* EXCERPT:
^^^^^^^^^^^^^^^^

He preferred to dig

Louis Agassiz's grave in the famous-dead-person-rich Mount Auburn Cemetery, which straddles Cambridge and Watertown, Mass.   It’s  a boulder from the moraine of the Aar Glaciers, near where he once lived in Switzerland.

Louis Agassiz's grave in the famous-dead-person-rich Mount Auburn Cemetery, which straddles Cambridge and Watertown, Mass. It’s a boulder from the moraine of the Aar Glaciers, near where he once lived in Switzerland.

“I cannot afford to waste my time making money.’’

— Louis Agassiz (1807-1873), Swiss-born geologist and biologist recognized as an innovative and prodigious scholar of Earth's natural history.

He emigrated to the United States in 1847 after he visited Harvard University, where he went on to become professor of zoology and geology, to head its Lawrence Scientific School and to found its Museum of Comparative Zoology.

He made vast institutional and scientific contributions to zoology, geology, and related areas, including writing multivolume research books. He is particularly known for his contributions to ichthyological classification, including of extinct species such as megalodon, and to the study of geological history, including the founding of glaciology.

But unfortunately, a Creationist, he resisted the Darwinian theory of evolution and shared in the racism of his times.

^^^^^^^^^^^^^^^^

* SUPPLIED DATA:
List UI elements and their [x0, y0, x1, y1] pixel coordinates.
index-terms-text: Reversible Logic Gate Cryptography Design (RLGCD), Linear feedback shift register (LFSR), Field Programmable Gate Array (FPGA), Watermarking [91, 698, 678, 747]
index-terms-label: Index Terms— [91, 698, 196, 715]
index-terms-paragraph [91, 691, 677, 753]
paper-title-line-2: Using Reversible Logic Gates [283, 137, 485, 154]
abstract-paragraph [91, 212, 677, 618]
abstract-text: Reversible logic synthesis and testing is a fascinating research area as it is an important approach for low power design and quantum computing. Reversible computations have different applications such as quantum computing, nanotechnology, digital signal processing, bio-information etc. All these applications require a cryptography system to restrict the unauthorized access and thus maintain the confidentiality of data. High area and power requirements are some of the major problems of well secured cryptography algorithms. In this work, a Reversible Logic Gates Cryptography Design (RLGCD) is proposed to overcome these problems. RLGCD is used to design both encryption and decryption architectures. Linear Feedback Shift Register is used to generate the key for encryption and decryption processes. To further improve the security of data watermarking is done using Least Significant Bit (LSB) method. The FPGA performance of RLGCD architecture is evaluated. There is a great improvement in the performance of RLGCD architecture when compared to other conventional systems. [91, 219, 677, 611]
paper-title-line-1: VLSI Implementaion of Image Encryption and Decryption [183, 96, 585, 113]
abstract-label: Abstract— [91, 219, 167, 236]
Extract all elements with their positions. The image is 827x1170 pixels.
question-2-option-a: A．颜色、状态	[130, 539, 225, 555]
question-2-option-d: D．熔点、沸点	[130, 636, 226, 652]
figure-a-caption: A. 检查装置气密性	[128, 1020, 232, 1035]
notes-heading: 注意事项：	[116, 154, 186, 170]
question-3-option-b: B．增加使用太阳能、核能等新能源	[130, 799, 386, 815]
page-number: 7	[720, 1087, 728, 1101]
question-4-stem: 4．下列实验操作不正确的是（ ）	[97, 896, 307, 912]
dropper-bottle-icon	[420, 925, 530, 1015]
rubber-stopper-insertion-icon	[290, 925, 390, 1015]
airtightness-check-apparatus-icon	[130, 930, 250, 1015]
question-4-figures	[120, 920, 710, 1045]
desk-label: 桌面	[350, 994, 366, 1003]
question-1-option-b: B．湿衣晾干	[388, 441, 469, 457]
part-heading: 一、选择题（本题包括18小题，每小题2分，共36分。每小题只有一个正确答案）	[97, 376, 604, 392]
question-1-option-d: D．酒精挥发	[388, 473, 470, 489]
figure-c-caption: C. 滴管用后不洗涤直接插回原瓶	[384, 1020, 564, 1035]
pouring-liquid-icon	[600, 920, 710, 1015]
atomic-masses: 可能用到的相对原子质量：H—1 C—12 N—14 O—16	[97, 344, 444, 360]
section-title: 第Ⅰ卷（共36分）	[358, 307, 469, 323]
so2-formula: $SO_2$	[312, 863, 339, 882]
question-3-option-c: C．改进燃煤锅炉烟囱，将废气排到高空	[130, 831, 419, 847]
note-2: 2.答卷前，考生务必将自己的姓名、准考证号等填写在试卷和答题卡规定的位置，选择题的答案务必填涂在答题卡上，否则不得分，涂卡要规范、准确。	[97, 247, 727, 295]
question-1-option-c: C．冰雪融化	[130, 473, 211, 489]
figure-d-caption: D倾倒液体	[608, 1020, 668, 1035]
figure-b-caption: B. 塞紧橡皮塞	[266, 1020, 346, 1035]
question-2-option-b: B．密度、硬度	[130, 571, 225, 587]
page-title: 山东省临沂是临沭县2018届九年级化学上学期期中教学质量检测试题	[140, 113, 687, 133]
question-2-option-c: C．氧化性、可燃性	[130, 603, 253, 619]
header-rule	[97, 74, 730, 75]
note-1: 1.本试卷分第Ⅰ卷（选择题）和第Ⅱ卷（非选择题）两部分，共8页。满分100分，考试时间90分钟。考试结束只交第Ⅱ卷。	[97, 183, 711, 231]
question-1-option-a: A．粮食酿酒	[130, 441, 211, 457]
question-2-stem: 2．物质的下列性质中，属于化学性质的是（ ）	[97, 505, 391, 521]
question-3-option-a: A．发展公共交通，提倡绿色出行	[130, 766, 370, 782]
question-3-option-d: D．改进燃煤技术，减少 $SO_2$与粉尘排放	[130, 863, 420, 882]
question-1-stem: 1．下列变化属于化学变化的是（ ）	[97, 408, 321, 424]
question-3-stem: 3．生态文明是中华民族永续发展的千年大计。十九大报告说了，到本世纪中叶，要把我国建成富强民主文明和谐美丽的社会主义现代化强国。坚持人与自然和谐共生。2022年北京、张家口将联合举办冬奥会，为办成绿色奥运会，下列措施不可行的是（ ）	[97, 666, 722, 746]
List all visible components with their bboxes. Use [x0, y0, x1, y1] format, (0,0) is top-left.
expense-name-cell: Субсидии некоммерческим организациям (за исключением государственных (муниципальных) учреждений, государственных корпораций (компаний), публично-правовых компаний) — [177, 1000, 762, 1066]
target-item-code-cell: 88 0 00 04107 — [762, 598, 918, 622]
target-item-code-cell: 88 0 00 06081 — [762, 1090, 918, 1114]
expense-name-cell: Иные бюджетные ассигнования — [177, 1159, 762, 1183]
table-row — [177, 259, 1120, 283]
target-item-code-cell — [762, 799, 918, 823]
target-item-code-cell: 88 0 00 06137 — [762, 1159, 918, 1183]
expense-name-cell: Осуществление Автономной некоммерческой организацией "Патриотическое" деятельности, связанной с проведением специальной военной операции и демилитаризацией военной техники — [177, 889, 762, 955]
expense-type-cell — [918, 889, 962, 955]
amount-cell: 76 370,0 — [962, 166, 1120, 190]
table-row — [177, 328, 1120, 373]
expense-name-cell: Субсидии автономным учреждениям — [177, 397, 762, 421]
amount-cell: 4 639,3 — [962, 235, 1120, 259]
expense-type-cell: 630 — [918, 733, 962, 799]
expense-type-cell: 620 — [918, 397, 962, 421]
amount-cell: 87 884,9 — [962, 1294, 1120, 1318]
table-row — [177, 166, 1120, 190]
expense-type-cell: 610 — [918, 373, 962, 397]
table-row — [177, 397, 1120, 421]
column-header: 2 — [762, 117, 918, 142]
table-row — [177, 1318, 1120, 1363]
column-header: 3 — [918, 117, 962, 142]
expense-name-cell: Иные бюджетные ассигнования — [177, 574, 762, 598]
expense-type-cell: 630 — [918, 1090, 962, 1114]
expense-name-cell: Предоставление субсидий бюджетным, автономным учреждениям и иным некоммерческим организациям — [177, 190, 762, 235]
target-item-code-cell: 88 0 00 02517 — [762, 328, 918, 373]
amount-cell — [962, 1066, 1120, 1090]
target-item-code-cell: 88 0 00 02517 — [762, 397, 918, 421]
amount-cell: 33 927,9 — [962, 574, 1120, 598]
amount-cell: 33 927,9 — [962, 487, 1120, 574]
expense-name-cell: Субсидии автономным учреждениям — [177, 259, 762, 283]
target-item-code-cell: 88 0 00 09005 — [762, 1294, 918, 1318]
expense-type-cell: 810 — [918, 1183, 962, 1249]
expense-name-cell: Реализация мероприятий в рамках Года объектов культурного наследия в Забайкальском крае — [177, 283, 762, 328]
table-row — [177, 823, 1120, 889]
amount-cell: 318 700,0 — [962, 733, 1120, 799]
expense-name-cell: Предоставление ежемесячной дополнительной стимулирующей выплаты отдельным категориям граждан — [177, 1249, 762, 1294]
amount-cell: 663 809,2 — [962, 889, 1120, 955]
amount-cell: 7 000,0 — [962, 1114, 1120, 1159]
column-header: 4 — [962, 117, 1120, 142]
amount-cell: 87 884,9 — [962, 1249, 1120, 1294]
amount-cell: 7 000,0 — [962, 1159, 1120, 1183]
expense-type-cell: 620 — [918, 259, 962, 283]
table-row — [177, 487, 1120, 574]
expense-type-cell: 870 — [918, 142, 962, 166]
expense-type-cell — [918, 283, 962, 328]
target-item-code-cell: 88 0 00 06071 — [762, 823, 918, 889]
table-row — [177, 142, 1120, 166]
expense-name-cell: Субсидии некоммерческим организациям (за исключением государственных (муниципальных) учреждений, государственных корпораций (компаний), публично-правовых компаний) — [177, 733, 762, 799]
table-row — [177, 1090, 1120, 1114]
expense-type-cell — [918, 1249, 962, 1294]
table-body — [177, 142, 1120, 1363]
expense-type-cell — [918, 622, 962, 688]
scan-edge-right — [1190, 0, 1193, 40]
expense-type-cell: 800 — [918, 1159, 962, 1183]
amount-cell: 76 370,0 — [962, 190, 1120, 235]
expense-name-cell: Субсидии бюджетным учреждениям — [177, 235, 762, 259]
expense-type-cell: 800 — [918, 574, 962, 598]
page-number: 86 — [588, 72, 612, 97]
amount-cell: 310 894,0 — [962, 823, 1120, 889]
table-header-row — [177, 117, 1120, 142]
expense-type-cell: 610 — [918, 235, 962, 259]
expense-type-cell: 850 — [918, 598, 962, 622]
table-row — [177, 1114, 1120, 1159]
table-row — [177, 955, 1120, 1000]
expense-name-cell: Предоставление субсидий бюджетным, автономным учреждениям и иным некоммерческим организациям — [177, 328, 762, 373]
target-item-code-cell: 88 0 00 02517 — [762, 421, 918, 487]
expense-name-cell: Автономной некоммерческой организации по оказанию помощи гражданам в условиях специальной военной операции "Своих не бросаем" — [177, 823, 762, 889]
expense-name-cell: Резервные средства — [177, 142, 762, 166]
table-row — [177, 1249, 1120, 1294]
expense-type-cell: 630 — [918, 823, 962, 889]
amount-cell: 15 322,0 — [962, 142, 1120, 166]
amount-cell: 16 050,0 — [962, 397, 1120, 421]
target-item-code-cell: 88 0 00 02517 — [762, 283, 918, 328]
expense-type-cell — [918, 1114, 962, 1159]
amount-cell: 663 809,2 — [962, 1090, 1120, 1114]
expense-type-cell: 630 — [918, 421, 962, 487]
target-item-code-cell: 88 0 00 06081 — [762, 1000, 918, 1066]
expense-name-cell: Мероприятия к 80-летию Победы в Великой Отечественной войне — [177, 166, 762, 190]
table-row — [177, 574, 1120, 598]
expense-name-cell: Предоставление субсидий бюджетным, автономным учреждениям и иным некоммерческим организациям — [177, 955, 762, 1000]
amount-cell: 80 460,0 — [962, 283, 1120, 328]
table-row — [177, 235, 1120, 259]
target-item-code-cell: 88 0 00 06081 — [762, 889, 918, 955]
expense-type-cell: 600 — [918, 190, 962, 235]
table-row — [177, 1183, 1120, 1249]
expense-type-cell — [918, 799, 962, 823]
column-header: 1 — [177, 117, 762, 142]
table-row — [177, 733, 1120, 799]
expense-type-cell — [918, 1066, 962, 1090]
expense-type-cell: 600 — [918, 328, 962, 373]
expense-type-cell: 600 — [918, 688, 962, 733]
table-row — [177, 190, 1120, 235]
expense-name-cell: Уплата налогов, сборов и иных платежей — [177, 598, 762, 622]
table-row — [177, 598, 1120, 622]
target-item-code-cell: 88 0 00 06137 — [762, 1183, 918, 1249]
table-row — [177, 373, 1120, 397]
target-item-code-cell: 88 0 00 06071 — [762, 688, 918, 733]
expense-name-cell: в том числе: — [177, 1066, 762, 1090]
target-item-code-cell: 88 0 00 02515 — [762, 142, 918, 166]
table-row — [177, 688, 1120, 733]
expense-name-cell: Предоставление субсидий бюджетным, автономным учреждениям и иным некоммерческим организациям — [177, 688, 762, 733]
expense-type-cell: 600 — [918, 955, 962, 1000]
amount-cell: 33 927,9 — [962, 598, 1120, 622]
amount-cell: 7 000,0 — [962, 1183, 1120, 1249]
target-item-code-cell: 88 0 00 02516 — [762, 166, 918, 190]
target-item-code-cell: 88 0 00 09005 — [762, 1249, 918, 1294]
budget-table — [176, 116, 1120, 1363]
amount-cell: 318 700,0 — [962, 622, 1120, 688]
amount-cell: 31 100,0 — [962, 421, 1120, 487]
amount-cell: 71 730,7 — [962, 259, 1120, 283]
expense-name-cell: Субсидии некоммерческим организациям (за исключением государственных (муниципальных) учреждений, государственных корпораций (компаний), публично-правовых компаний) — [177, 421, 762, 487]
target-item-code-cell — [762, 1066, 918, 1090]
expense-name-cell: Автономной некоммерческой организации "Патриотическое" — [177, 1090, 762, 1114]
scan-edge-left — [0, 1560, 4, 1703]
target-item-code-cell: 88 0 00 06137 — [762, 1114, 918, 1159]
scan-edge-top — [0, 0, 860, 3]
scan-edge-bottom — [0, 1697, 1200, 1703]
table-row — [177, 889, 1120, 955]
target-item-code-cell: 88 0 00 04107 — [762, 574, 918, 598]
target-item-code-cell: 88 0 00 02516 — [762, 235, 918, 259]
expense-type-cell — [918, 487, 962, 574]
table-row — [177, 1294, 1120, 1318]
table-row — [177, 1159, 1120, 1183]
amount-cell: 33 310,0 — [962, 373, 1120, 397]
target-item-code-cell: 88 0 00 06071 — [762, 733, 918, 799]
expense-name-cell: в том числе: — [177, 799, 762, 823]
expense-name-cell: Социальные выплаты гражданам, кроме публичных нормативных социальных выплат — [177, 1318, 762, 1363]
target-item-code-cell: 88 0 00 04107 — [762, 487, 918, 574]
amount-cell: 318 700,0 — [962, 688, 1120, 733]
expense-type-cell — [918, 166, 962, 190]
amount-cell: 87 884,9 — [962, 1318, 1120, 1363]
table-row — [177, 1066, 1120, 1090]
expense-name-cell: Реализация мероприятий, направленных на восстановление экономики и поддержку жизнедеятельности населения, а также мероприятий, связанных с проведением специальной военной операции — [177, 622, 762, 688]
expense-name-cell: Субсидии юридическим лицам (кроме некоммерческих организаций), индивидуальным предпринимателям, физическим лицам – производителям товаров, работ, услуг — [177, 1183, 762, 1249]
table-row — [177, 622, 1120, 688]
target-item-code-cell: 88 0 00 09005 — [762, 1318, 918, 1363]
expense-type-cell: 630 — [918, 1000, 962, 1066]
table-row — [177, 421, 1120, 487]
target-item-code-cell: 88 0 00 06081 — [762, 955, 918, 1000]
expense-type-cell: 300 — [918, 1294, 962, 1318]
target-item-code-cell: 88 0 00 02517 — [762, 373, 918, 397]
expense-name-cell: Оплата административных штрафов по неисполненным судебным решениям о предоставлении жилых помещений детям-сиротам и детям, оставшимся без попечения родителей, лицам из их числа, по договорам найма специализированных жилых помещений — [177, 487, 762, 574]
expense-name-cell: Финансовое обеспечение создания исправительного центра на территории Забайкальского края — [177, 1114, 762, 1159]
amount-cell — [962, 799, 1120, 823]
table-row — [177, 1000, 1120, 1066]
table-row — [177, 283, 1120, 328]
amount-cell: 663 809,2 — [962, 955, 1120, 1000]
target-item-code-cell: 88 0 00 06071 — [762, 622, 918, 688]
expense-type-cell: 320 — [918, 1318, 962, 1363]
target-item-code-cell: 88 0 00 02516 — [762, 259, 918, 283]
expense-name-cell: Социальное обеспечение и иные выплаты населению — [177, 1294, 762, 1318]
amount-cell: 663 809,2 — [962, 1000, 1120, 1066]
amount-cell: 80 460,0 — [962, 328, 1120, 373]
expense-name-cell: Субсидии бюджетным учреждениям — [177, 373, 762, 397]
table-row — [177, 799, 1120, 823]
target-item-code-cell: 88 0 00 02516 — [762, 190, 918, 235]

^^^^^^^^^^^^^^^^

* PROBLEM TO WORK ON:
List every role or undertaking at Harvard University that the Louis Agassiz piece credits to him. Answer from the Louis Agassiz piece alone, not from the rows.

* REPLY TO THE TASK:
- Professor of zoology and geology
- Head of the Lawrence Scientific School
- Founder of the Museum of Comparative Zoology